:: SOURCE MATERIAL ::

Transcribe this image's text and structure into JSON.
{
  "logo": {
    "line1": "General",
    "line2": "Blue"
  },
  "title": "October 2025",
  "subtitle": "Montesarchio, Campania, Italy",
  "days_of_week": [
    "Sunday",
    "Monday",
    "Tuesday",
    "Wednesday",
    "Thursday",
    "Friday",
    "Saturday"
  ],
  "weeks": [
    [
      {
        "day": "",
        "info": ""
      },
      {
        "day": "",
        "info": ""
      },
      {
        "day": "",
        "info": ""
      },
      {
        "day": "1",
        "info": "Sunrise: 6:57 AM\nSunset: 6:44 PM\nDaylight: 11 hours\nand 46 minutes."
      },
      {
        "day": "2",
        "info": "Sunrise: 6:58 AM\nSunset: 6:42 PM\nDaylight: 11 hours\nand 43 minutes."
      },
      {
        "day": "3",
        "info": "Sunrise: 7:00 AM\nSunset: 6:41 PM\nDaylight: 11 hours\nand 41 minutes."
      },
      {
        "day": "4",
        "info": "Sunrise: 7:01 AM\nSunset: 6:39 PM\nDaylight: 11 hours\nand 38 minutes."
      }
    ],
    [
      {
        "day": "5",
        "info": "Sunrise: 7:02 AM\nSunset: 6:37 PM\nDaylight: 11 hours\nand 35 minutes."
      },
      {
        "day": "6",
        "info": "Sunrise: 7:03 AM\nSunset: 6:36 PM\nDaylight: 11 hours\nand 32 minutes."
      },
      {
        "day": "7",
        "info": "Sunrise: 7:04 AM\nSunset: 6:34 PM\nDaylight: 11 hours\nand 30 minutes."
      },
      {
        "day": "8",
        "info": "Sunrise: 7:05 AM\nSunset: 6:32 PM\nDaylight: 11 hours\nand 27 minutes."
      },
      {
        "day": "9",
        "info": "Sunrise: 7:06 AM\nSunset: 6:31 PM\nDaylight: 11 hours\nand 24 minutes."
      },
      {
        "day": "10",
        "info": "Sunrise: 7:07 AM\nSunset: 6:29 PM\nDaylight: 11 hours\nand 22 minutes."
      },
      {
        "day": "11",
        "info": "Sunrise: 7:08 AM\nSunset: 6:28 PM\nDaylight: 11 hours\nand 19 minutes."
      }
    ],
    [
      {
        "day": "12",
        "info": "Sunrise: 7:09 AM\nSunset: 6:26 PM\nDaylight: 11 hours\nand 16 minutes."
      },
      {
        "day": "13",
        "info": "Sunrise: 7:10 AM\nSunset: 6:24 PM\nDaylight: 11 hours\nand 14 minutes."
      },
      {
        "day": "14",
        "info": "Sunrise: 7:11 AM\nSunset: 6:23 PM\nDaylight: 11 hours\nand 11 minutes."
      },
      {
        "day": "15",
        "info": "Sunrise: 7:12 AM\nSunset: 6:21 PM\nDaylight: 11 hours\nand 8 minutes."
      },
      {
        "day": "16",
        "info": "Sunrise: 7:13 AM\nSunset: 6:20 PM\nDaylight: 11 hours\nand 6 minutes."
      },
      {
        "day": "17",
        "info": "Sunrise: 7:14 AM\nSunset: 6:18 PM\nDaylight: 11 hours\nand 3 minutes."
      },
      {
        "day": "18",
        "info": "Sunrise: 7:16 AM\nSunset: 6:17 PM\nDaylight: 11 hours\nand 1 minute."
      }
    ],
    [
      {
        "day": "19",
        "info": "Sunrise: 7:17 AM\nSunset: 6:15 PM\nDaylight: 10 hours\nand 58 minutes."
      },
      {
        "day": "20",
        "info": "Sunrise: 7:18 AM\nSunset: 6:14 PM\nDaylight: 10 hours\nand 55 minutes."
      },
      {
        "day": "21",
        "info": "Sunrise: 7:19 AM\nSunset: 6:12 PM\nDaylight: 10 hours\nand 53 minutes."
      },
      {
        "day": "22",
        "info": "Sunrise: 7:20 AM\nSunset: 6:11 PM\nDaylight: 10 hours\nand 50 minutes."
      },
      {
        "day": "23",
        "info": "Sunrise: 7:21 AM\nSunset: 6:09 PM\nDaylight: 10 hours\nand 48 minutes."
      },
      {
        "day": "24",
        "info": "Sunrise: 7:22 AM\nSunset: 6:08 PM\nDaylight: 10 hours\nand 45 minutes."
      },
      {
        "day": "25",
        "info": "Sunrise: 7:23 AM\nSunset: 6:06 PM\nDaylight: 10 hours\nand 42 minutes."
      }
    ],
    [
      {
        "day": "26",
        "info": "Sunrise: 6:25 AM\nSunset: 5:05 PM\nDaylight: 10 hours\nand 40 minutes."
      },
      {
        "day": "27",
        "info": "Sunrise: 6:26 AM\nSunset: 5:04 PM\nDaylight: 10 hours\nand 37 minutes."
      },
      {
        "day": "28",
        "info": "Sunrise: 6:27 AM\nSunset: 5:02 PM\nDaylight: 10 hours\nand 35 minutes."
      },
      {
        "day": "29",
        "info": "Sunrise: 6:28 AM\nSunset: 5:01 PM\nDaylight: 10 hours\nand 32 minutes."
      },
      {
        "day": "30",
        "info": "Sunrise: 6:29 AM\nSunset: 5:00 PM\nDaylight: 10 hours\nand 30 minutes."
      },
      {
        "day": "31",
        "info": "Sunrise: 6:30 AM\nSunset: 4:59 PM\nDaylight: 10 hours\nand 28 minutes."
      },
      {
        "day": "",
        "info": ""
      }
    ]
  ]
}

:::

■ **INSTRUCTION**
Reproduce each line of the material above precisely.

■ **SOLUTION FOR THIS EXERCISE**
Transcribe this image's text and structure into JSON.
{
  "logo": {
    "line1": "General",
    "line2": "Blue"
  },
  "title": "October 2025",
  "subtitle": "Montesarchio, Campania, Italy",
  "days_of_week": [
    "Sunday",
    "Monday",
    "Tuesday",
    "Wednesday",
    "Thursday",
    "Friday",
    "Saturday"
  ],
  "weeks": [
    [
      {
        "day": "",
        "info": ""
      },
      {
        "day": "",
        "info": ""
      },
      {
        "day": "",
        "info": ""
      },
      {
        "day": "1",
        "info": "Sunrise: 6:57 AM\nSunset: 6:44 PM\nDaylight: 11 hours\nand 46 minutes."
      },
      {
        "day": "2",
        "info": "Sunrise: 6:58 AM\nSunset: 6:42 PM\nDaylight: 11 hours\nand 43 minutes."
      },
      {
        "day": "3",
        "info": "Sunrise: 7:00 AM\nSunset: 6:41 PM\nDaylight: 11 hours\nand 41 minutes."
      },
      {
        "day": "4",
        "info": "Sunrise: 7:01 AM\nSunset: 6:39 PM\nDaylight: 11 hours\nand 38 minutes."
      }
    ],
    [
      {
        "day": "5",
        "info": "Sunrise: 7:02 AM\nSunset: 6:37 PM\nDaylight: 11 hours\nand 35 minutes."
      },
      {
        "day": "6",
        "info": "Sunrise: 7:03 AM\nSunset: 6:36 PM\nDaylight: 11 hours\nand 32 minutes."
      },
      {
        "day": "7",
        "info": "Sunrise: 7:04 AM\nSunset: 6:34 PM\nDaylight: 11 hours\nand 30 minutes."
      },
      {
        "day": "8",
        "info": "Sunrise: 7:05 AM\nSunset: 6:32 PM\nDaylight: 11 hours\nand 27 minutes."
      },
      {
        "day": "9",
        "info": "Sunrise: 7:06 AM\nSunset: 6:31 PM\nDaylight: 11 hours\nand 24 minutes."
      },
      {
        "day": "10",
        "info": "Sunrise: 7:07 AM\nSunset: 6:29 PM\nDaylight: 11 hours\nand 22 minutes."
      },
      {
        "day": "11",
        "info": "Sunrise: 7:08 AM\nSunset: 6:28 PM\nDaylight: 11 hours\nand 19 minutes."
      }
    ],
    [
      {
        "day": "12",
        "info": "Sunrise: 7:09 AM\nSunset: 6:26 PM\nDaylight: 11 hours\nand 16 minutes."
      },
      {
        "day": "13",
        "info": "Sunrise: 7:10 AM\nSunset: 6:24 PM\nDaylight: 11 hours\nand 14 minutes."
      },
      {
        "day": "14",
        "info": "Sunrise: 7:11 AM\nSunset: 6:23 PM\nDaylight: 11 hours\nand 11 minutes."
      },
      {
        "day": "15",
        "info": "Sunrise: 7:12 AM\nSunset: 6:21 PM\nDaylight: 11 hours\nand 8 minutes."
      },
      {
        "day": "16",
        "info": "Sunrise: 7:13 AM\nSunset: 6:20 PM\nDaylight: 11 hours\nand 6 minutes."
      },
      {
        "day": "17",
        "info": "Sunrise: 7:14 AM\nSunset: 6:18 PM\nDaylight: 11 hours\nand 3 minutes."
      },
      {
        "day": "18",
        "info": "Sunrise: 7:16 AM\nSunset: 6:17 PM\nDaylight: 11 hours\nand 1 minute."
      }
    ],
    [
      {
        "day": "19",
        "info": "Sunrise: 7:17 AM\nSunset: 6:15 PM\nDaylight: 10 hours\nand 58 minutes."
      },
      {
        "day": "20",
        "info": "Sunrise: 7:18 AM\nSunset: 6:14 PM\nDaylight: 10 hours\nand 55 minutes."
      },
      {
        "day": "21",
        "info": "Sunrise: 7:19 AM\nSunset: 6:12 PM\nDaylight: 10 hours\nand 53 minutes."
      },
      {
        "day": "22",
        "info": "Sunrise: 7:20 AM\nSunset: 6:11 PM\nDaylight: 10 hours\nand 50 minutes."
      },
      {
        "day": "23",
        "info": "Sunrise: 7:21 AM\nSunset: 6:09 PM\nDaylight: 10 hours\nand 48 minutes."
      },
      {
        "day": "24",
        "info": "Sunrise: 7:22 AM\nSunset: 6:08 PM\nDaylight: 10 hours\nand 45 minutes."
      },
      {
        "day": "25",
        "info": "Sunrise: 7:23 AM\nSunset: 6:06 PM\nDaylight: 10 hours\nand 42 minutes."
      }
    ],
    [
      {
        "day": "26",
        "info": "Sunrise: 6:25 AM\nSunset: 5:05 PM\nDaylight: 10 hours\nand 40 minutes."
      },
      {
        "day": "27",
        "info": "Sunrise: 6:26 AM\nSunset: 5:04 PM\nDaylight: 10 hours\nand 37 minutes."
      },
      {
        "day": "28",
        "info": "Sunrise: 6:27 AM\nSunset: 5:02 PM\nDaylight: 10 hours\nand 35 minutes."
      },
      {
        "day": "29",
        "info": "Sunrise: 6:28 AM\nSunset: 5:01 PM\nDaylight: 10 hours\nand 32 minutes."
      },
      {
        "day": "30",
        "info": "Sunrise: 6:29 AM\nSunset: 5:00 PM\nDaylight: 10 hours\nand 30 minutes."
      },
      {
        "day": "31",
        "info": "Sunrise: 6:30 AM\nSunset: 4:59 PM\nDaylight: 10 hours\nand 28 minutes."
      },
      {
        "day": "",
        "info": ""
      }
    ]
  ]
}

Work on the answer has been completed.